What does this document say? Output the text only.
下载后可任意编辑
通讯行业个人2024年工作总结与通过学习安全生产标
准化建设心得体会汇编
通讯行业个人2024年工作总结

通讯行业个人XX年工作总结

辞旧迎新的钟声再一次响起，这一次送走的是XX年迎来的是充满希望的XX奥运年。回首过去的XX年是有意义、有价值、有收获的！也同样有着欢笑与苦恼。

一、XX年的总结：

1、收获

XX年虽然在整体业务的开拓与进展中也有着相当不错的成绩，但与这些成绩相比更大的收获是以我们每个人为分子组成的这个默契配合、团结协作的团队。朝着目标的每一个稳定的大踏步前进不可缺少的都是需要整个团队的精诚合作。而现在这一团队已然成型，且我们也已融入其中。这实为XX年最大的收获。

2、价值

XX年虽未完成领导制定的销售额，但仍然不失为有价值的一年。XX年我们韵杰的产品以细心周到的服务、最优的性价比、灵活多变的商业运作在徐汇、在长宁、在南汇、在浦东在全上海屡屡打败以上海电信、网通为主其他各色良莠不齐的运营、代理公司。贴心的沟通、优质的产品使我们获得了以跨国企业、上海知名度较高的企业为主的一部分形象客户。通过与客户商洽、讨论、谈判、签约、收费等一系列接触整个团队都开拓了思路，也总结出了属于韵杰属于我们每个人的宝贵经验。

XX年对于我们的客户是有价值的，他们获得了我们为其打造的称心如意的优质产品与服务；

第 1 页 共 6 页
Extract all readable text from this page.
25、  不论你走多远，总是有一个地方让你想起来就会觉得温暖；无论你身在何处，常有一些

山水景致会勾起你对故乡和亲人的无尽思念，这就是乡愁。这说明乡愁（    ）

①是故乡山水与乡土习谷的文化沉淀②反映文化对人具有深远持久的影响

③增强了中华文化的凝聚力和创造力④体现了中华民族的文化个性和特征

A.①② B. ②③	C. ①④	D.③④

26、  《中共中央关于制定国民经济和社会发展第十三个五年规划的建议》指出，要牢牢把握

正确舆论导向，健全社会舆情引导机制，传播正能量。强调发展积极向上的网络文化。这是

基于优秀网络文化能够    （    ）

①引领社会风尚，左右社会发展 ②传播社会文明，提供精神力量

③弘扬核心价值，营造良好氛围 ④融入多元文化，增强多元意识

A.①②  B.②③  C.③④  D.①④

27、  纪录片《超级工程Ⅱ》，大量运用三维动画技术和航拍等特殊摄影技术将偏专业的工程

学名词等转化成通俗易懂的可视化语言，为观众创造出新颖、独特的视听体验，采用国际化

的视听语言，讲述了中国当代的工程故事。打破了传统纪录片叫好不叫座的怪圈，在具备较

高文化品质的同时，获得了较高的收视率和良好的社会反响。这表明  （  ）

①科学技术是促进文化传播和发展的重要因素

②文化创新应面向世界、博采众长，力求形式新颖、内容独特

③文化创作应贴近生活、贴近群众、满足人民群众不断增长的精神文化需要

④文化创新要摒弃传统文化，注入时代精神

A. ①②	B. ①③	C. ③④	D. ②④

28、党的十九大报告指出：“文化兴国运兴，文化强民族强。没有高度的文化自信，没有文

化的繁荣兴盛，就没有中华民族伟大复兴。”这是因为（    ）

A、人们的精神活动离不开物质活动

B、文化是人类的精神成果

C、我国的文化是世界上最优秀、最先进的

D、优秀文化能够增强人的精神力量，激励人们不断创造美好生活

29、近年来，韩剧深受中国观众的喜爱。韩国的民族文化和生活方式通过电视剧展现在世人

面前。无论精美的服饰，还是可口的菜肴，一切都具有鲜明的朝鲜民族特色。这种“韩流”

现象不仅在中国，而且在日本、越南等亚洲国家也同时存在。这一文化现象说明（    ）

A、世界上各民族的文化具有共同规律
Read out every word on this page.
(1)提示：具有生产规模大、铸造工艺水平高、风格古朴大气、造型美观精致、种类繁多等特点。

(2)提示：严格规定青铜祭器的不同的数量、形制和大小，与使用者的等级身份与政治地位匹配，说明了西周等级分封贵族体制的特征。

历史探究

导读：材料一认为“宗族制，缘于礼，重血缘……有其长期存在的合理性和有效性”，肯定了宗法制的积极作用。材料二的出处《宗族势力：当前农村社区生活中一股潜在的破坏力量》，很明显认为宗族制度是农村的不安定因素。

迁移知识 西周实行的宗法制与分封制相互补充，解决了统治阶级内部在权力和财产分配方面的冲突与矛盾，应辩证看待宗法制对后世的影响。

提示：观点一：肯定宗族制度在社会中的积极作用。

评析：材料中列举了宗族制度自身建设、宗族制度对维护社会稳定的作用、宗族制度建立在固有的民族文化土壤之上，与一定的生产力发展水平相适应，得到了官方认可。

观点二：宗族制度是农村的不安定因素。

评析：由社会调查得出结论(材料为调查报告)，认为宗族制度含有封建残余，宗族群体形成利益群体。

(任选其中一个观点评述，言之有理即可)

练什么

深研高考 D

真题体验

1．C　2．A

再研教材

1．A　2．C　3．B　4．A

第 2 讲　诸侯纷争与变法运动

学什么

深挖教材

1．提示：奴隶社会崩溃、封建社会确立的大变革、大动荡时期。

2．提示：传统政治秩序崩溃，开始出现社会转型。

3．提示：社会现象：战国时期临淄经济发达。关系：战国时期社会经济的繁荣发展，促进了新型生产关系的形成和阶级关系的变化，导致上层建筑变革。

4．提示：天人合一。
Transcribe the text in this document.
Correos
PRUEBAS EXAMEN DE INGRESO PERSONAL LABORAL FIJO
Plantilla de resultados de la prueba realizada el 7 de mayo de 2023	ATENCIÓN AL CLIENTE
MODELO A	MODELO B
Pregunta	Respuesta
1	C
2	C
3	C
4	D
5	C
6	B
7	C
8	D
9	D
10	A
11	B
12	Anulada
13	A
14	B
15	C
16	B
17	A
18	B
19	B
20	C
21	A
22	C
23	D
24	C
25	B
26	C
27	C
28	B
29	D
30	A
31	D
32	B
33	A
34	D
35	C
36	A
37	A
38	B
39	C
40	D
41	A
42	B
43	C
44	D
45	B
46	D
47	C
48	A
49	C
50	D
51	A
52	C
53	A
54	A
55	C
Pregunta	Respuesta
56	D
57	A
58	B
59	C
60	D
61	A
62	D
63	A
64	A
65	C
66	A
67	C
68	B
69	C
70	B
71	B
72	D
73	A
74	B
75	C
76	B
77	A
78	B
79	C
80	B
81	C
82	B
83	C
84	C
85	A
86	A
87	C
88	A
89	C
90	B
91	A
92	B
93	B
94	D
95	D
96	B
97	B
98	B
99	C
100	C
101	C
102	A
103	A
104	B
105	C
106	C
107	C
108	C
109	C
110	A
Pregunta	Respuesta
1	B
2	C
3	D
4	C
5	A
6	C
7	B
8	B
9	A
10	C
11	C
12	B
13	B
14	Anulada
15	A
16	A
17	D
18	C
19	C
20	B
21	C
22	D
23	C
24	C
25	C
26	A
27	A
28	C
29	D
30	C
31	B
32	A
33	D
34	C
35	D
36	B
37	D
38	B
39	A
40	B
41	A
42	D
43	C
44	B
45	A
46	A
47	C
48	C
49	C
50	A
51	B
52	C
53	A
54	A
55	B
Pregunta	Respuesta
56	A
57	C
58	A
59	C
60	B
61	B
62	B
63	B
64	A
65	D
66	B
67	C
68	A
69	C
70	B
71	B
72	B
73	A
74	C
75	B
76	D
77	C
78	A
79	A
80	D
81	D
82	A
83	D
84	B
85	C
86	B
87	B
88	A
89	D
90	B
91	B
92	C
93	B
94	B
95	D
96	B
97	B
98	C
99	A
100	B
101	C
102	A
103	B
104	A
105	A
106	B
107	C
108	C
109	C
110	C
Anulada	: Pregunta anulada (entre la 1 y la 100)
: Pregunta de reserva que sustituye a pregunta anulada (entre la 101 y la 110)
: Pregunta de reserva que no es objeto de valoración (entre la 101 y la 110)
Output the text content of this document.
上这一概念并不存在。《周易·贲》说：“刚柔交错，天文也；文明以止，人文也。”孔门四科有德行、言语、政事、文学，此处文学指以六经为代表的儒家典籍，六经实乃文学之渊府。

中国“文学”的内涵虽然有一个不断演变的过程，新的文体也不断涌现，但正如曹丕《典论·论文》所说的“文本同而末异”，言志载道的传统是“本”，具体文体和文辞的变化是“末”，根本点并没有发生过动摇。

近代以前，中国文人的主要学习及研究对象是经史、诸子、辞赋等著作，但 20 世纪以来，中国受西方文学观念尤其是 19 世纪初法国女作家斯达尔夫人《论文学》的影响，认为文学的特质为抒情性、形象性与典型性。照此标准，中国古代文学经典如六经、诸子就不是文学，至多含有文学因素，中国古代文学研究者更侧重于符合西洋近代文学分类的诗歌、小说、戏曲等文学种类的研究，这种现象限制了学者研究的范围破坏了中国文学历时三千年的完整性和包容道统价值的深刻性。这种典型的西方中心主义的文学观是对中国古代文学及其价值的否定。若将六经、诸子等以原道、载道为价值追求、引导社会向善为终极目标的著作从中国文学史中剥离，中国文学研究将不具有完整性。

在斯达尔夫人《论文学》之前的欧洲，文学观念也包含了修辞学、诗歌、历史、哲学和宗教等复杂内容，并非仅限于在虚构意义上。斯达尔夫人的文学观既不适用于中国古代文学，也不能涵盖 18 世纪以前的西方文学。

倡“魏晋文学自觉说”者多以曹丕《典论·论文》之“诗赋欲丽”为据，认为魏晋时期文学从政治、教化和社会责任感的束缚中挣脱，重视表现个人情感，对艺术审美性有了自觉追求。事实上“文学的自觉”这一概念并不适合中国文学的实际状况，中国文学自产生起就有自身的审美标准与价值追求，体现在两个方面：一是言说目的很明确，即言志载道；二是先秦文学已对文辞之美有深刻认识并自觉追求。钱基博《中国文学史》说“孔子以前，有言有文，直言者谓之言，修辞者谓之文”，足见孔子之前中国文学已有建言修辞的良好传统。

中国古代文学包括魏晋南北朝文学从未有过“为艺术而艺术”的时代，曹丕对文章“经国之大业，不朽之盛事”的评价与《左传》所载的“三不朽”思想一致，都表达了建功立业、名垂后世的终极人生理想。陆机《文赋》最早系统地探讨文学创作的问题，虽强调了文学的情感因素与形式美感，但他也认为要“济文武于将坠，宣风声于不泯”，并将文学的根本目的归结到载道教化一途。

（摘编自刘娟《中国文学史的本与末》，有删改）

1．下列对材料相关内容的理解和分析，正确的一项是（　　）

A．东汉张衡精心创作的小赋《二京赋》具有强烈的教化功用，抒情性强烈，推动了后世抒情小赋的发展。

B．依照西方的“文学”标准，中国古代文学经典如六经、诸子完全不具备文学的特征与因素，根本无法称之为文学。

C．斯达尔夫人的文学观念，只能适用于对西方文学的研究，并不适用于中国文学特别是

→ Stated goal
Identify all lines where the word "this" shows up. Copy them.

→ Response
What does this document say? Output the text only.
Extract all readable text from this page.
Read out every word on this page.
Transcribe the text in this document.
Output the text content of this document.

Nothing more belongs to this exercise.